▶ [AIM OF THE EXERCISE] Find the string "JSON" in the data, then copy every line where it is found.

— begin PROVIDED RECORDS —

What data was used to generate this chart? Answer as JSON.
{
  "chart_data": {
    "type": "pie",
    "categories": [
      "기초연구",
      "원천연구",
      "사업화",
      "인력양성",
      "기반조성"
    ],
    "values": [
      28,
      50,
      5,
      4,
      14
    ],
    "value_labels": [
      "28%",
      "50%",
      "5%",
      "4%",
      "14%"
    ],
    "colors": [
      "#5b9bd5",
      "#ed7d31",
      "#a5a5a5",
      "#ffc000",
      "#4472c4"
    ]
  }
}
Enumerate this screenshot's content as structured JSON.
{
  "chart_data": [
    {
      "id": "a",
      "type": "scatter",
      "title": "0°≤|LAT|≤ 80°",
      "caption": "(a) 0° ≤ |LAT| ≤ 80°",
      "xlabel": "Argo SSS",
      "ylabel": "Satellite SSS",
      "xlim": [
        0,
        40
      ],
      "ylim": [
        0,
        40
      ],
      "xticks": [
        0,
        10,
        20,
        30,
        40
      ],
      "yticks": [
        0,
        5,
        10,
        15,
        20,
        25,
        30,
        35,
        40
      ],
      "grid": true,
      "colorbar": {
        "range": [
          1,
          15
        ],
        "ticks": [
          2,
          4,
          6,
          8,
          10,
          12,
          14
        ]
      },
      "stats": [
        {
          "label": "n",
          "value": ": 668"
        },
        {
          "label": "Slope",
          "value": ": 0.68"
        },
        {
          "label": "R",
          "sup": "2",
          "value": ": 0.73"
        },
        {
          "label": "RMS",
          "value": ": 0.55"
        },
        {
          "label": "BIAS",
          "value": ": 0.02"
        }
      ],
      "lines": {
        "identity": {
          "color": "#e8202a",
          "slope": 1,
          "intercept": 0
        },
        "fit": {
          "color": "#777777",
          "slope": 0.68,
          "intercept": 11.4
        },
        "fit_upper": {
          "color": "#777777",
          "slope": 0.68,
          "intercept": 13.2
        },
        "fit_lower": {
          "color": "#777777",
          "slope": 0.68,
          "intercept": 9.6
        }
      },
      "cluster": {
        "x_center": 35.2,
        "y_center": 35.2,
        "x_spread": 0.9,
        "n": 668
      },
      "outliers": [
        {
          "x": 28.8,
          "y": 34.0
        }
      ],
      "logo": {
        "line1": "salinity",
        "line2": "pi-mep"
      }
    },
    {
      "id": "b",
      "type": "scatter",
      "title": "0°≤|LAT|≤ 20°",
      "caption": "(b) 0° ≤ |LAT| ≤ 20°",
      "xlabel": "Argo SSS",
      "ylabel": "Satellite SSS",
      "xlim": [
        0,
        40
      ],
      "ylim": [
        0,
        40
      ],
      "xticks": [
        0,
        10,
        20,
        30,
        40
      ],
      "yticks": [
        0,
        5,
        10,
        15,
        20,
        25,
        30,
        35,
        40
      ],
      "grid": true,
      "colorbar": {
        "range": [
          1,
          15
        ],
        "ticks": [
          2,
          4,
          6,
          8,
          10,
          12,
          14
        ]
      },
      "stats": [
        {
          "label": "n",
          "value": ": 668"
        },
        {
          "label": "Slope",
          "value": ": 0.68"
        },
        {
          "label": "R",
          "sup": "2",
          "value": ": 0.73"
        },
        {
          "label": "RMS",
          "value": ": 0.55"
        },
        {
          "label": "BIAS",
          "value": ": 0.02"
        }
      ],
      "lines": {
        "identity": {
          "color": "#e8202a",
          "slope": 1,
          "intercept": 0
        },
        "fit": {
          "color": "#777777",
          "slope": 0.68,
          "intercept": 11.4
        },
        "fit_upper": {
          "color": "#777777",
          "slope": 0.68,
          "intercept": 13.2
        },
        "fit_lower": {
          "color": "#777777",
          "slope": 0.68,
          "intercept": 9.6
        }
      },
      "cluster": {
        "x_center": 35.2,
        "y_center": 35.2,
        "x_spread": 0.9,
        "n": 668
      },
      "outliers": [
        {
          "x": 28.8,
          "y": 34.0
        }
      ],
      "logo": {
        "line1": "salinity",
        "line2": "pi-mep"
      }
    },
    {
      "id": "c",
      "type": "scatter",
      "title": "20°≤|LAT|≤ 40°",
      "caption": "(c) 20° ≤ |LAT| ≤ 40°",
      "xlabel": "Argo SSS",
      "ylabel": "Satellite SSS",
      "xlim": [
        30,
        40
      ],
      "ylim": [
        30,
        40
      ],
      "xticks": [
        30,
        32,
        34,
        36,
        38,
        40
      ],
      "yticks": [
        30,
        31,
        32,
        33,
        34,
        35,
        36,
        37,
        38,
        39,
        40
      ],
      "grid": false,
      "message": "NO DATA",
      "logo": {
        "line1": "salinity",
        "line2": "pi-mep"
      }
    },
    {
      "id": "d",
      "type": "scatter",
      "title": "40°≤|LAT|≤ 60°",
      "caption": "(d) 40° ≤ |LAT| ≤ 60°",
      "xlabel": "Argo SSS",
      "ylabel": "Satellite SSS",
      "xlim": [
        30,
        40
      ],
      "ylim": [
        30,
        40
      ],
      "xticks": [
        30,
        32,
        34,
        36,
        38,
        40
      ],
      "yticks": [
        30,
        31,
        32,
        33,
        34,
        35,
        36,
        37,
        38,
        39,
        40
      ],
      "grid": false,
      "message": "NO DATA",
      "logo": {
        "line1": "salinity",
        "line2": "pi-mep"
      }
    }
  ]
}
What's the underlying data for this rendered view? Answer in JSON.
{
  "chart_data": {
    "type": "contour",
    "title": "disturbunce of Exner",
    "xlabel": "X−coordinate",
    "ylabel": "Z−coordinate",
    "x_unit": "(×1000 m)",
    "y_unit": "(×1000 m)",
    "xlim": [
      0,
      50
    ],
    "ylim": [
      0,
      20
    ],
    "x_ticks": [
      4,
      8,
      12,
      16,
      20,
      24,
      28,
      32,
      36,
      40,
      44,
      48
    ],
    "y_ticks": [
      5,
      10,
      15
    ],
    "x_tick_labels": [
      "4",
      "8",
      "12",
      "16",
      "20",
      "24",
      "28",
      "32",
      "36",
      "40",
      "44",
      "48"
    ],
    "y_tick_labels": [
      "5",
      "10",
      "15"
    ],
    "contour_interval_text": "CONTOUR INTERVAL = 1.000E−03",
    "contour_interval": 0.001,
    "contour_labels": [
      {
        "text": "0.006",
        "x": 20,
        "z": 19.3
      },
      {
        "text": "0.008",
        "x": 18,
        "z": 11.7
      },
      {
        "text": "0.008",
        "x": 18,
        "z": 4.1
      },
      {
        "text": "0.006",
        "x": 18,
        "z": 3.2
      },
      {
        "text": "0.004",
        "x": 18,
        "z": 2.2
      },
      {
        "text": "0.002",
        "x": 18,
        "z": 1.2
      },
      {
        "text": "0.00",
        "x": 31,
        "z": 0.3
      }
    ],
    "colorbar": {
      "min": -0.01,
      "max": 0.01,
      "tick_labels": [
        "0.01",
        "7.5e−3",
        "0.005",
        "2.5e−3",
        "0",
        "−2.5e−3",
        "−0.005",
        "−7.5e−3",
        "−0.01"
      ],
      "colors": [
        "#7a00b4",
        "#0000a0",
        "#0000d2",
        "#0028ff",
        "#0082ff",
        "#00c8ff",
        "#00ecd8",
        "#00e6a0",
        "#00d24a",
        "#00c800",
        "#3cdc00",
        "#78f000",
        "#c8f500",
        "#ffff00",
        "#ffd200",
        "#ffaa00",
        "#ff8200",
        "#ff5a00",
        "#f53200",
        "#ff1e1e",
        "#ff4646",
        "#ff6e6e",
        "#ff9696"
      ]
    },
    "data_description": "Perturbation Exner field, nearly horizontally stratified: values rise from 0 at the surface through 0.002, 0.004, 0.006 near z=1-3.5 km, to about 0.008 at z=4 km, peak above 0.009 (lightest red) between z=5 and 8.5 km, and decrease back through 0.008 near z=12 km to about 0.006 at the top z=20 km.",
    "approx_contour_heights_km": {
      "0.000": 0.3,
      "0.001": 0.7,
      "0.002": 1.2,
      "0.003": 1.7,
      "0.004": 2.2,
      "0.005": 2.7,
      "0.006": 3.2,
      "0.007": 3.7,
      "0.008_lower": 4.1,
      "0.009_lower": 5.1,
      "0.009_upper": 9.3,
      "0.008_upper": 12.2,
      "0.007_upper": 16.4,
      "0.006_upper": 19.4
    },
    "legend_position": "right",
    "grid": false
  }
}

— end PROVIDED RECORDS —

▶ [WRITTEN RESPONSE]
What data was used to generate this chart? Answer as JSON.
Enumerate this screenshot's content as structured JSON.
What's the underlying data for this rendered view? Answer in JSON.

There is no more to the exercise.